### [SET EXERCISE]
Reproduce the listing below character for character; drop every image.

### [RECORDED DATA]
[start]

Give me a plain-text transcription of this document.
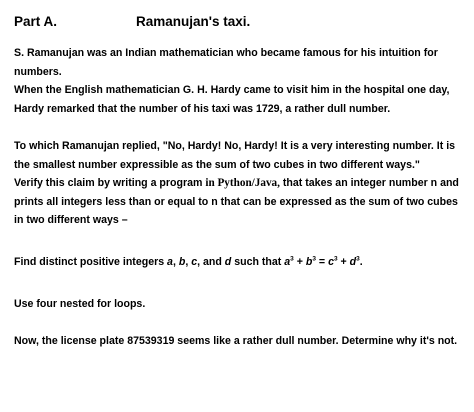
Part A.	Ramanujan's taxi.

S. Ramanujan was an Indian mathematician who became famous for his intuition for numbers.

When the English mathematician G. H. Hardy came to visit him in the hospital one day, Hardy remarked that the number of his taxi was 1729, a rather dull number.

To which Ramanujan replied, "No, Hardy! No, Hardy! It is a very interesting number. It is the smallest number expressible as the sum of two cubes in two different ways."

Verify this claim by writing a program in Python/Java, that takes an integer number n and prints all integers less than or equal to n that can be expressed as the sum of two cubes in two different ways –

Find distinct positive integers a, b, c, and d such that $a^3 + b^3 = c^3 + d^3$.

Use four nested for loops.

Now, the license plate 87539319 seems like a rather dull number. Determine why it's not.
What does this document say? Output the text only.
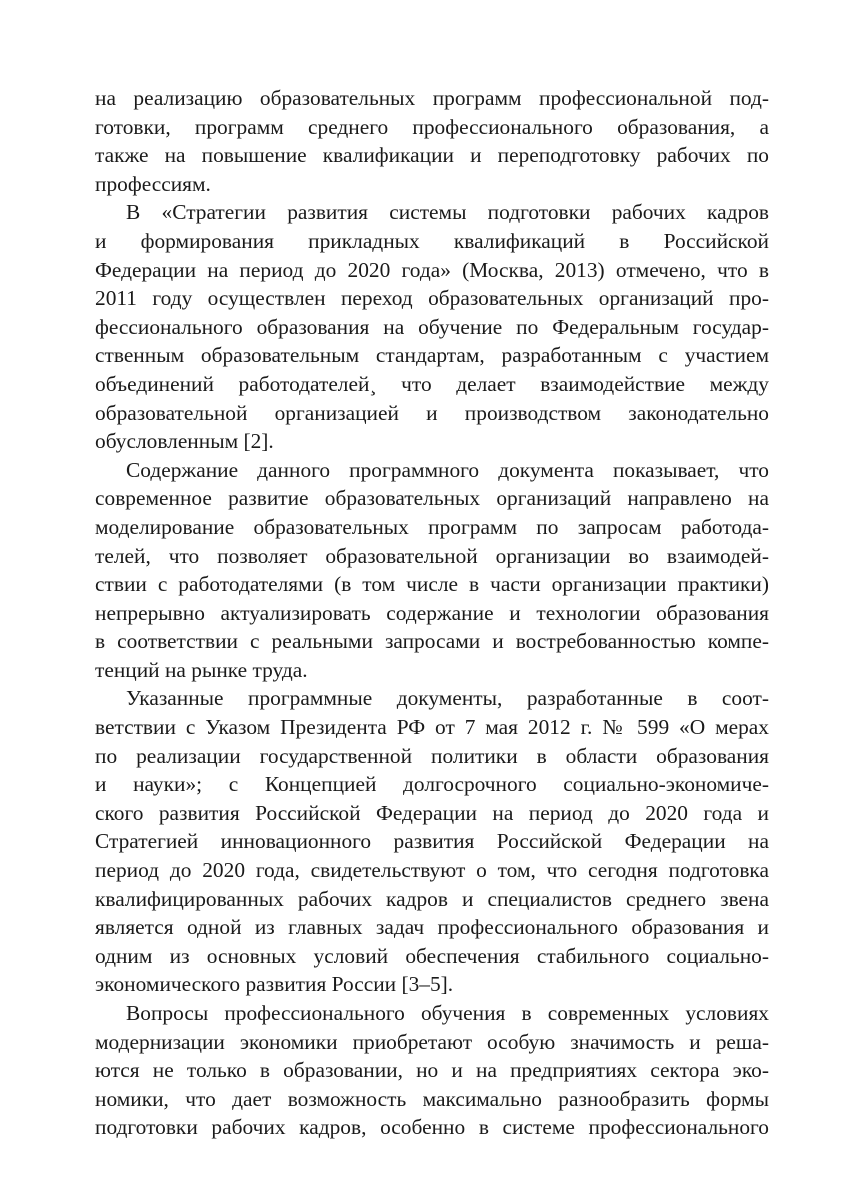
на реализацию образовательных программ профессиональной под-
готовки, программ среднего профессионального образования, а
также на повышение квалификации и переподготовку рабочих по
профессиям.
В «Стратегии развития системы подготовки рабочих кадров
и формирования прикладных квалификаций в Российской
Федерации на период до 2020 года» (Москва, 2013) отмечено, что в
2011 году осуществлен переход образовательных организаций про-
фессионального образования на обучение по Федеральным государ-
ственным образовательным стандартам, разработанным с участием
объединений работодателей¸ что делает взаимодействие между
образовательной организацией и производством законодательно
обусловленным [2].
Содержание данного программного документа показывает, что
современное развитие образовательных организаций направлено на
моделирование образовательных программ по запросам работода-
телей, что позволяет образовательной организации во взаимодей-
ствии с работодателями (в том числе в части организации практики)
непрерывно актуализировать содержание и технологии образования
в соответствии с реальными запросами и востребованностью компе-
тенций на рынке труда.
Указанные программные документы, разработанные в соот-
ветствии с Указом Президента РФ от 7 мая 2012 г. № 599 «О мерах
по реализации государственной политики в области образования
и науки»; с Концепцией долгосрочного социально-экономиче-
ского развития Российской Федерации на период до 2020 года и
Стратегией инновационного развития Российской Федерации на
период до 2020 года, свидетельствуют о том, что сегодня подготовка
квалифицированных рабочих кадров и специалистов среднего звена
является одной из главных задач профессионального образования и
одним из основных условий обеспечения стабильного социально-
экономического развития России [3–5].
Вопросы профессионального обучения в современных условиях
модернизации экономики приобретают особую значимость и реша-
ются не только в образовании, но и на предприятиях сектора эко-
номики, что дает возможность максимально разнообразить формы
подготовки рабочих кадров, особенно в системе профессионального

[end]

### [TASK SOLUTION]
Give me a plain-text transcription of this document.
Part A.	Ramanujan's taxi.

S. Ramanujan was an Indian mathematician who became famous for his intuition for numbers.

When the English mathematician G. H. Hardy came to visit him in the hospital one day, Hardy remarked that the number of his taxi was 1729, a rather dull number.

To which Ramanujan replied, "No, Hardy! No, Hardy! It is a very interesting number. It is the smallest number expressible as the sum of two cubes in two different ways."

Verify this claim by writing a program in Python/Java, that takes an integer number n and prints all integers less than or equal to n that can be expressed as the sum of two cubes in two different ways –

Find distinct positive integers a, b, c, and d such that $a^3 + b^3 = c^3 + d^3$.

Use four nested for loops.

Now, the license plate 87539319 seems like a rather dull number. Determine why it's not.
What does this document say? Output the text only.
на реализацию образовательных программ профессиональной под-
готовки, программ среднего профессионального образования, а
также на повышение квалификации и переподготовку рабочих по
профессиям.
В «Стратегии развития системы подготовки рабочих кадров
и формирования прикладных квалификаций в Российской
Федерации на период до 2020 года» (Москва, 2013) отмечено, что в
2011 году осуществлен переход образовательных организаций про-
фессионального образования на обучение по Федеральным государ-
ственным образовательным стандартам, разработанным с участием
объединений работодателей¸ что делает взаимодействие между
образовательной организацией и производством законодательно
обусловленным [2].
Содержание данного программного документа показывает, что
современное развитие образовательных организаций направлено на
моделирование образовательных программ по запросам работода-
телей, что позволяет образовательной организации во взаимодей-
ствии с работодателями (в том числе в части организации практики)
непрерывно актуализировать содержание и технологии образования
в соответствии с реальными запросами и востребованностью компе-
тенций на рынке труда.
Указанные программные документы, разработанные в соот-
ветствии с Указом Президента РФ от 7 мая 2012 г. № 599 «О мерах
по реализации государственной политики в области образования
и науки»; с Концепцией долгосрочного социально-экономиче-
ского развития Российской Федерации на период до 2020 года и
Стратегией инновационного развития Российской Федерации на
период до 2020 года, свидетельствуют о том, что сегодня подготовка
квалифицированных рабочих кадров и специалистов среднего звена
является одной из главных задач профессионального образования и
одним из основных условий обеспечения стабильного социально-
экономического развития России [3–5].
Вопросы профессионального обучения в современных условиях
модернизации экономики приобретают особую значимость и реша-
ются не только в образовании, но и на предприятиях сектора эко-
номики, что дает возможность максимально разнообразить формы
подготовки рабочих кадров, особенно в системе профессионального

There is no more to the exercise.